→ YOUR TASK:
Copy the legal passage again, starting with "We accept that, in" and going on through "at CLR 320.", and swap "inconvenient" for "impractical".

→ SELECTION:
● ● ● ● ●

Given that Pt 8 provides for sanction, the status or description of persons susceptible to sanction might require precise definition.  The appellant's argument depends on acceptance of the proposition that since Parliament found it necessary to define legal practitioner by reference to "former status", in Pt 8 it intended to refer only to current practitioners in relation to proceedings involving the management of a practice.  The argument is misconceived.  The words "in respect of a legal practitioner" relate to the status of the subject matter giving rise to a need to provide remedy.  The question is whether the state of affairs requiring court intervention arose out of conduct which had been carried out by a legal practitioner acting in that capacity.  The purpose of the legislation is to provide for the regulation of the affairs of the legal profession and effect is given to that purpose by a scheme providing for matters of governance, regulation, discipline and protection.  Differing regulatory means are employed to achieve those obligations.  Part 9 is concerned with the protection of moneys held on behalf of members of the community and remedies and sanctions are afforded in cases where any risk or detriment to the public arises from the conduct of the affairs of a legal practitioner.  The governing words are "in respect of", which, in the context of this legislation, has causal rather than temporal connotations.  As Mann CJ observed in The Trustees Executors & Agency Co Ltd v Reilly [1941] VLR 110 at 111:

"The words 'in respect of' are difficult of definition, but they have the widest possible meaning of any expression intended to convey some connection or relation between the two subject-matters to which the words refer."

In Centronics Systems Pty Ltd and Others v Nintendo Co Ltd (1992) 111 ALR 13, Beaumont and Burchett JJ rejected an interpretation of the words as being solely temporal in nature, stating at 57 - 58:

"As has been noted, under s 7, an action does not lie 'in respect of' any act done before 1 October 1990.  Here, the act of importation for sale was before 1 October 1990.  But, it is proper to construe s 7 as applicable to exclude an action based on the sale itself, even if that sale takes place after 1 October 1990?

In our opinion, s 7 should be so construed.

We accept that, in some contexts, the act of importation, even if for sale, and the act of sale, even of the same goods, may be capable of being distinguished for some purposes. But, in the present context, to separate and distinguish the relevant conduct of Centronics in this way, even if literally possible, would, we think, give an unjust, irrational, and inconvenient result.  In such circumstances, the literal reading of the statute should be rejected:  see Cooper Brookes Wollongong Pty Ltd v FCT (1981) 35 ALR 151; 147 CLR 297 per Mason and Wilson JJ at 321. A literal interpretation of the Act would mean that goods could be lawfully imported for sale but not lawfully sold although imported for that very purpose. That would give a 'capricious' result which should only be adopted if the language is 'intractable': see Cooper Brookes at CLR 320.

● ● ● ● ●

→ RECORD SET:
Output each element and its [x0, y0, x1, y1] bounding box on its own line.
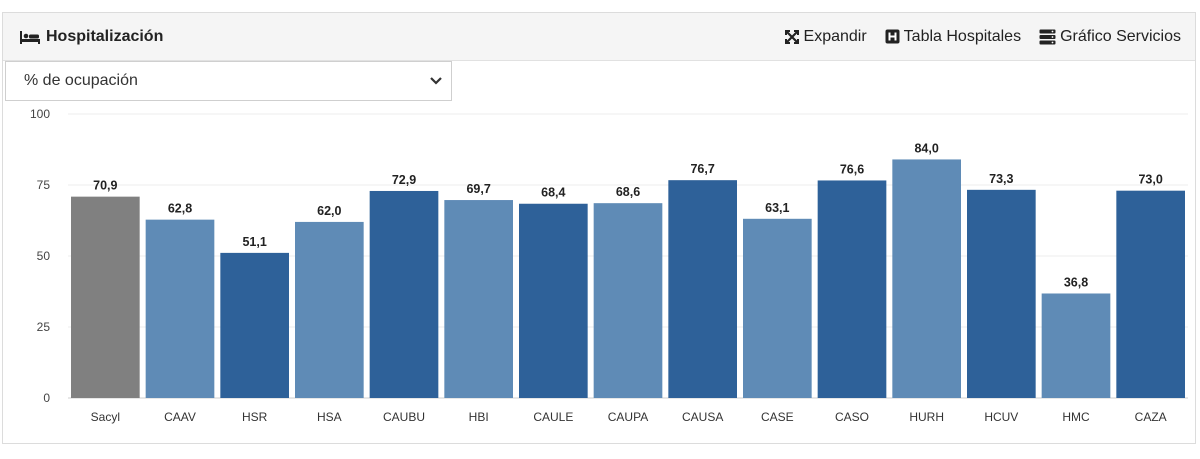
data-label: 51,1 [242, 235, 266, 249]
header-actions: Expandir Tabla Hospitales [784, 28, 1181, 46]
x-tick-label: CAUSA [682, 410, 723, 424]
y-tick-label: 75 [37, 178, 51, 192]
data-label: 68,6 [616, 185, 640, 199]
services-chart-label: Gráfico Servicios [1060, 27, 1181, 45]
expand-button[interactable]: Expandir [784, 28, 867, 46]
x-tick-label: CAUBU [383, 410, 425, 424]
y-tick-label: 25 [37, 320, 51, 334]
bar-case[interactable] [743, 218, 812, 398]
panel-header: Hospitalización Expandir [3, 13, 1195, 61]
expand-label: Expandir [803, 27, 867, 45]
server-icon [1039, 29, 1056, 45]
bar-caubu[interactable] [369, 190, 439, 398]
panel-title: Hospitalización [46, 27, 164, 45]
hospital-icon [885, 29, 900, 44]
y-tick-label: 50 [37, 249, 51, 263]
x-tick-label: HURH [909, 410, 944, 424]
title-wrap: Hospitalización [19, 28, 163, 46]
data-label: 73,0 [1138, 173, 1162, 187]
data-label: 76,7 [690, 162, 714, 176]
hospital-table-button[interactable]: Tabla Hospitales [885, 28, 1021, 46]
x-tick-label: Sacyl [91, 410, 120, 424]
expand-icon [784, 29, 800, 45]
data-label: 62,0 [317, 204, 341, 218]
bar-hurh[interactable] [892, 159, 961, 398]
y-tick-label: 0 [43, 391, 50, 405]
hospital-table-label: Tabla Hospitales [903, 27, 1022, 45]
bar-caso[interactable] [817, 180, 887, 398]
data-label: 68,4 [541, 186, 565, 200]
services-chart-button[interactable]: Gráfico Servicios [1039, 28, 1181, 46]
bar-caza[interactable] [1116, 190, 1185, 398]
x-tick-label: HMC [1062, 410, 1090, 424]
data-label: 69,7 [466, 182, 490, 196]
bar-hmc[interactable] [1041, 293, 1111, 398]
metric-select-value: % de ocupación [24, 72, 138, 89]
bar-hcuv[interactable] [967, 189, 1036, 398]
data-label: 73,3 [989, 172, 1013, 186]
chevron-down-icon [429, 76, 443, 86]
data-label: 63,1 [765, 201, 789, 215]
x-tick-label: HBI [469, 410, 489, 424]
data-label: 76,6 [840, 162, 864, 176]
bar-causa[interactable] [668, 180, 737, 398]
x-tick-label: CASO [835, 410, 869, 424]
x-tick-label: CAULE [533, 410, 573, 424]
bar-hsa[interactable] [295, 221, 364, 398]
bar-hsr[interactable] [220, 252, 289, 398]
x-tick-label: CASE [761, 410, 794, 424]
x-tick-label: CAAV [164, 410, 196, 424]
x-tick-label: CAZA [1135, 410, 1167, 424]
x-tick-label: HSA [317, 410, 342, 424]
data-label: 62,8 [168, 202, 192, 216]
data-label: 84,0 [914, 141, 938, 155]
x-tick-label: HSR [242, 410, 268, 424]
data-label: 36,8 [1064, 275, 1088, 289]
bar-caav[interactable] [145, 219, 215, 398]
y-tick-label: 100 [30, 107, 50, 121]
data-label: 72,9 [392, 173, 416, 187]
bar-hbi[interactable] [444, 200, 513, 398]
bar-sacyl[interactable] [71, 196, 140, 398]
bar-caule[interactable] [519, 203, 588, 398]
x-tick-label: CAUPA [608, 410, 648, 424]
metric-select[interactable]: % de ocupación [5, 61, 452, 101]
bed-icon [19, 29, 41, 45]
x-tick-label: HCUV [984, 410, 1018, 424]
data-label: 70,9 [93, 179, 117, 193]
bar-caupa[interactable] [593, 203, 663, 398]
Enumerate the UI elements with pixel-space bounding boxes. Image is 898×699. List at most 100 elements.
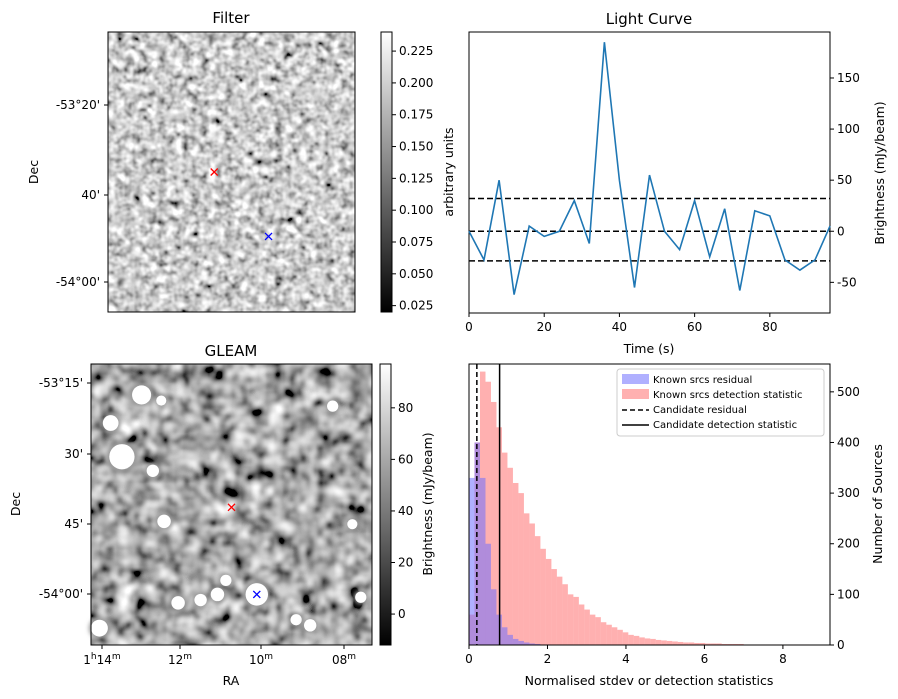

● ● ● ● ●

→ RIGHT ANSWER:
We accept that, in some contexts, the act of importation, even if for sale, and the act of sale, even of the same goods, may be capable of being distinguished for some purposes. But, in the present context, to separate and distinguish the relevant conduct of Centronics in this way, even if literally possible, would, we think, give an unjust, irrational, and impractical result.  In such circumstances, the literal reading of the statute should be rejected:  see Cooper Brookes Wollongong Pty Ltd v FCT (1981) 35 ALR 151; 147 CLR 297 per Mason and Wilson JJ at 321. A literal interpretation of the Act would mean that goods could be lawfully imported for sale but not lawfully sold although imported for that very purpose. That would give a 'capricious' result which should only be adopted if the language is 'intractable': see Cooper Brookes at CLR 320.